Written exercise: Collect from the data below each line with "What".

* Begin Material for this task *

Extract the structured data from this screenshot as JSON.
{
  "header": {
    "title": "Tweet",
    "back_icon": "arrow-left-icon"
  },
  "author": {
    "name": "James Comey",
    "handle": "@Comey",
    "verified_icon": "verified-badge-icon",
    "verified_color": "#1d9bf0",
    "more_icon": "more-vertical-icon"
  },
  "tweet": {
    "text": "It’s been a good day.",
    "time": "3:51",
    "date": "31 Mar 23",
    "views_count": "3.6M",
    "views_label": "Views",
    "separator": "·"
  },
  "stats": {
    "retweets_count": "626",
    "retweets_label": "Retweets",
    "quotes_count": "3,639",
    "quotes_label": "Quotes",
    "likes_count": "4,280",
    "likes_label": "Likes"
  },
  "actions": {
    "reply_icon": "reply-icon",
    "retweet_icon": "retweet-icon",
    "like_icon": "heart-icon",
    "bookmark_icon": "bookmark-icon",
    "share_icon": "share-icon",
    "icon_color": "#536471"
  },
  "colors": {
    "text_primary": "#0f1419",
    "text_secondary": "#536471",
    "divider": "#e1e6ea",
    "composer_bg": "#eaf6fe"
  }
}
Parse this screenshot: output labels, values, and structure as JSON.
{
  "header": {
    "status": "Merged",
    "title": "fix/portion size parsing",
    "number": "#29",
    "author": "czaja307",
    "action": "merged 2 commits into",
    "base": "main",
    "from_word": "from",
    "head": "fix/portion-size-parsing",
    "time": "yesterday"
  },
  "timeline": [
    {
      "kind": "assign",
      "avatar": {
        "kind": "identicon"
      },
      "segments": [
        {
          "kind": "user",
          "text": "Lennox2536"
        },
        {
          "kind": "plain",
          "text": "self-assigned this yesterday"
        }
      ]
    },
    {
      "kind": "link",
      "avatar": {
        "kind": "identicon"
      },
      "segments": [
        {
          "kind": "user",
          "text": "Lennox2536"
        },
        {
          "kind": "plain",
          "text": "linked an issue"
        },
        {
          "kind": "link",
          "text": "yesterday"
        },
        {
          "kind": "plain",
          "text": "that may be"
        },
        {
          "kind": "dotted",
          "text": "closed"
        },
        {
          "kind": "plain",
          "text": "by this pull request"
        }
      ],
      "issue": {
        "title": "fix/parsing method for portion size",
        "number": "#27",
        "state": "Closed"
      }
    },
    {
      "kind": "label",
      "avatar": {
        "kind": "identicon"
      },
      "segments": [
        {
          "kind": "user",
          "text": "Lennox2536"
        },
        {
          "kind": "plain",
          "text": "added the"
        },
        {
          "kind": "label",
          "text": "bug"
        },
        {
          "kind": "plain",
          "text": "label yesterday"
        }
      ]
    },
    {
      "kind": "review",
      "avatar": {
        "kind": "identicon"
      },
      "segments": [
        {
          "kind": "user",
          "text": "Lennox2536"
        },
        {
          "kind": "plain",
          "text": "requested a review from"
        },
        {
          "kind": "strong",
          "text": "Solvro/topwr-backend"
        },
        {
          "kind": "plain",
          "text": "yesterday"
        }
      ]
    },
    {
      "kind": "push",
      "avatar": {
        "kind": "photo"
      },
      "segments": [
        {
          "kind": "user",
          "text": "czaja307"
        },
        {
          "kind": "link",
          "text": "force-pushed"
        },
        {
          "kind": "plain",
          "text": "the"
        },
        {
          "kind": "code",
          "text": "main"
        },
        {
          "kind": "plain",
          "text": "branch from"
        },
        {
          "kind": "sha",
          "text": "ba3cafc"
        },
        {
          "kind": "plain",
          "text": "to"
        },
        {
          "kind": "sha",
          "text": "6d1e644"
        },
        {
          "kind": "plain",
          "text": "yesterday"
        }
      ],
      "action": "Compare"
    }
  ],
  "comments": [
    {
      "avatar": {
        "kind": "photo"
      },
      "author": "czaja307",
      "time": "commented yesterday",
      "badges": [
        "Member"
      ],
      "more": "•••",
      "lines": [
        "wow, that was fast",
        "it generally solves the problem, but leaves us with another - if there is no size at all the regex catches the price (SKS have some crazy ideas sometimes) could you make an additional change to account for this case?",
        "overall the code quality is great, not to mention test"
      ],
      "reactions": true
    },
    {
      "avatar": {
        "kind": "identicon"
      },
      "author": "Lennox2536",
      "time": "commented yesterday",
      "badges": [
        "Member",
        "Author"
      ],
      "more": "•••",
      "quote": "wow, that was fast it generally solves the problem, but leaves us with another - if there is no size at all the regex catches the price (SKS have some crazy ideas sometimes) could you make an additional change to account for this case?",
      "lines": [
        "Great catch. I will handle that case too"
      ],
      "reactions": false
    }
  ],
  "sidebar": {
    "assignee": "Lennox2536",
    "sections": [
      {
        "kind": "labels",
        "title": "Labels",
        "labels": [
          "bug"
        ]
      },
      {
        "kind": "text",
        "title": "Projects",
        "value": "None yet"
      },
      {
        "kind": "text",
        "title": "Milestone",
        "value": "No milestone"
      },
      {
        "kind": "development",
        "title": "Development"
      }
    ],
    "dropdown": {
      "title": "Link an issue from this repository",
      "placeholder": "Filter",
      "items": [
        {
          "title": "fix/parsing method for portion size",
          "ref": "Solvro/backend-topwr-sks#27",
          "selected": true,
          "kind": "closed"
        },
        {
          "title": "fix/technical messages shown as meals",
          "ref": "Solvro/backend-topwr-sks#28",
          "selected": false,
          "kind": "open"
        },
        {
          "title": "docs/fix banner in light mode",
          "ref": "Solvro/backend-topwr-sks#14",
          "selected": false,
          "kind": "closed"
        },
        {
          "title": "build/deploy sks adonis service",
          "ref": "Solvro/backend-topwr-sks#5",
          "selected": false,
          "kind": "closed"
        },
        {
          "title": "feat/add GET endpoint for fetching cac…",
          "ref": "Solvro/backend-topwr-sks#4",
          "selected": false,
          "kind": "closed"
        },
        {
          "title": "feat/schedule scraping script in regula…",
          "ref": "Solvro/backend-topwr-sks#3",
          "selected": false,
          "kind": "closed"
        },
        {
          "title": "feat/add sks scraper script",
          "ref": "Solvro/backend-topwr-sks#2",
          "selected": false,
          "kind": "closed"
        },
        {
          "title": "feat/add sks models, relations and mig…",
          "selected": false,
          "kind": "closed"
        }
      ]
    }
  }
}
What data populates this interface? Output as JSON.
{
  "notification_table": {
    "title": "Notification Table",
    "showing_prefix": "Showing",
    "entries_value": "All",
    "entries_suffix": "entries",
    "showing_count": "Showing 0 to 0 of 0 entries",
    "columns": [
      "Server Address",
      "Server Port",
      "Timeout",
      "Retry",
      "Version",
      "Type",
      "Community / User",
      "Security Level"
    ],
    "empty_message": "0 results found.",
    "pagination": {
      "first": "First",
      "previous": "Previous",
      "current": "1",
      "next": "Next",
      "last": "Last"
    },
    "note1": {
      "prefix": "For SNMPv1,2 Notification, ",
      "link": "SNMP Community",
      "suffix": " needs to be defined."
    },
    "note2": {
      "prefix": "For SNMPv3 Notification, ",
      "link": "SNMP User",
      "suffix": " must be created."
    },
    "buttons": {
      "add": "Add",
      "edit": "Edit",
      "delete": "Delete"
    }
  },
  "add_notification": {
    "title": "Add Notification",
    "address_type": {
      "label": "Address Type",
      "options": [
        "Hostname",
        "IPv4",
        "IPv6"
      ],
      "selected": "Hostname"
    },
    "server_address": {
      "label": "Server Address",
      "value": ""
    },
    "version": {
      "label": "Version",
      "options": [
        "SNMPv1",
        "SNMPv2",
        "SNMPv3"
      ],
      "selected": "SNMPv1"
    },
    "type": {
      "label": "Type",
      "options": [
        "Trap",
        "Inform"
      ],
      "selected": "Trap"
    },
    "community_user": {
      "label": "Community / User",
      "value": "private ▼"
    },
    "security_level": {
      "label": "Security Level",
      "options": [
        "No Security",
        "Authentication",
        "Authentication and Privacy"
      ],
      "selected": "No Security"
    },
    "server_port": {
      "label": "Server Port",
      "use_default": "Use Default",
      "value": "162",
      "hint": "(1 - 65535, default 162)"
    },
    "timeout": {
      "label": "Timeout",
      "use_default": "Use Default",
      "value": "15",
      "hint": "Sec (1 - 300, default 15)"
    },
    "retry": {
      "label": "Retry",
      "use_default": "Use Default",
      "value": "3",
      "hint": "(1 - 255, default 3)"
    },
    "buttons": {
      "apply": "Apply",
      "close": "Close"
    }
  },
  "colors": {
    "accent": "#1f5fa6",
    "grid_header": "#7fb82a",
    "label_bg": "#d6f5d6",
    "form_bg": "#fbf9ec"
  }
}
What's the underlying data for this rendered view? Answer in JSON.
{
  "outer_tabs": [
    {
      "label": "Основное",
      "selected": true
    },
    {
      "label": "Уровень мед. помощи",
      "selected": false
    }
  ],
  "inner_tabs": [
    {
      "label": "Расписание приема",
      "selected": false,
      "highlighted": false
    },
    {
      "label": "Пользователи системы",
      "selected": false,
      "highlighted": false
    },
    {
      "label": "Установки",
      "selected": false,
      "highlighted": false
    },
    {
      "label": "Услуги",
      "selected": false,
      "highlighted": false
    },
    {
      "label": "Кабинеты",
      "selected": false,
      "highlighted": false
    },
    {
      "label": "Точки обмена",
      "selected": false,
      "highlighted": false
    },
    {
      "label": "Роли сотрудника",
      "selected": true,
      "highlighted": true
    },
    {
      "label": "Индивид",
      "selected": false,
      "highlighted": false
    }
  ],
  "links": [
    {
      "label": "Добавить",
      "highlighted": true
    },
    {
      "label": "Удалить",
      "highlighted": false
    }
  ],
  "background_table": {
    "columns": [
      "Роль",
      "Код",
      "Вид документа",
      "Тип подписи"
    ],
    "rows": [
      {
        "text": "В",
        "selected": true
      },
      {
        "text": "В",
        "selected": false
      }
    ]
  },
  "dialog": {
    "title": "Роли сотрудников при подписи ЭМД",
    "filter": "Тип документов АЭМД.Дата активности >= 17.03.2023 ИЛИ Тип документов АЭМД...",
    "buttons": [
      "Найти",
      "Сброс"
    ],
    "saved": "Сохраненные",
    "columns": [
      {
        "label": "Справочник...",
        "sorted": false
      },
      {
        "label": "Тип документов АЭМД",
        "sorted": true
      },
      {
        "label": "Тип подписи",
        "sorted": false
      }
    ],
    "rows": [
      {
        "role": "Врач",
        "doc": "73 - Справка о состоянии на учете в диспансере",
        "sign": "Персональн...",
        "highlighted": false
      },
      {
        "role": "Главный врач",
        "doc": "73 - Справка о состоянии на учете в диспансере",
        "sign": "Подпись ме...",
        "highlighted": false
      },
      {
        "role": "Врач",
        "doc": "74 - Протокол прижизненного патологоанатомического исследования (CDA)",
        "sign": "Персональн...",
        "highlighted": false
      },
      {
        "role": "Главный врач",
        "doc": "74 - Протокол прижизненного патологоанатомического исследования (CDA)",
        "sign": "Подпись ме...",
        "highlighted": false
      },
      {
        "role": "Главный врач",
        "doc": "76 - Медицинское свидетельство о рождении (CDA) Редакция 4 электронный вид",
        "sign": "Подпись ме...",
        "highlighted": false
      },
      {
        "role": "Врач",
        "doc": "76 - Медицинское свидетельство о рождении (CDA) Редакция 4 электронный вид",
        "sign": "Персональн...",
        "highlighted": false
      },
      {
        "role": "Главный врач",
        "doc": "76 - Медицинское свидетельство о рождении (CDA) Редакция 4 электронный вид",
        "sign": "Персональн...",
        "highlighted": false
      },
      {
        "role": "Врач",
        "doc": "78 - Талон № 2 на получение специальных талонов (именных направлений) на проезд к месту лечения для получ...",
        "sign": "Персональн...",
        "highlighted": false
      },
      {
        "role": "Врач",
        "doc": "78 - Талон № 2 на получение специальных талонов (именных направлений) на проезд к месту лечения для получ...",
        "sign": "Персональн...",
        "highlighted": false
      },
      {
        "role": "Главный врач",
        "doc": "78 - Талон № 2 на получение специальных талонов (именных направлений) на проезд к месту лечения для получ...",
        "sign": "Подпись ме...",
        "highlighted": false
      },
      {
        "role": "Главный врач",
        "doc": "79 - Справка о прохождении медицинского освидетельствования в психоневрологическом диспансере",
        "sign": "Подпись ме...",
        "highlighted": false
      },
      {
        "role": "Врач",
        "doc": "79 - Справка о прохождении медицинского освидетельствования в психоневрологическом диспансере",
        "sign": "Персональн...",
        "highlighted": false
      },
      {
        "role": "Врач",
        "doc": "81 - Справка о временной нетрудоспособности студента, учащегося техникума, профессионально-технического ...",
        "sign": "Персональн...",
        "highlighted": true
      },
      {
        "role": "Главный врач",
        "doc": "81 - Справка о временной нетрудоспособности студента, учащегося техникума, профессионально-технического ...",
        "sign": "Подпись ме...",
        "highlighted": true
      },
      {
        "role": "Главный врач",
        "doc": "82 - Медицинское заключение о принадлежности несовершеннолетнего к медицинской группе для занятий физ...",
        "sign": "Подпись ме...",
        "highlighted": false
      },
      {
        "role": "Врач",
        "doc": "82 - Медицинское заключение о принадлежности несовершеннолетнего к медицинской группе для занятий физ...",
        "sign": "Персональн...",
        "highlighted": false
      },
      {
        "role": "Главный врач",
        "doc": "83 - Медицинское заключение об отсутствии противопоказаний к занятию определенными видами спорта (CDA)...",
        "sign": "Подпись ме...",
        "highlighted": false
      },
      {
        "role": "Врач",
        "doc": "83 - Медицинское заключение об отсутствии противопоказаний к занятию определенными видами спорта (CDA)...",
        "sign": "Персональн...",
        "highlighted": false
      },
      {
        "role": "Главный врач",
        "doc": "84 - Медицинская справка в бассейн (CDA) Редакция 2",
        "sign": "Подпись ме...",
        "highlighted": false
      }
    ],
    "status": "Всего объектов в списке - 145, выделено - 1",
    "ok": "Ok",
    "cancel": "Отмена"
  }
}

* End Material for this task *

Complete output:
What data populates this interface? Output as JSON.
What's the underlying data for this rendered view? Answer in JSON.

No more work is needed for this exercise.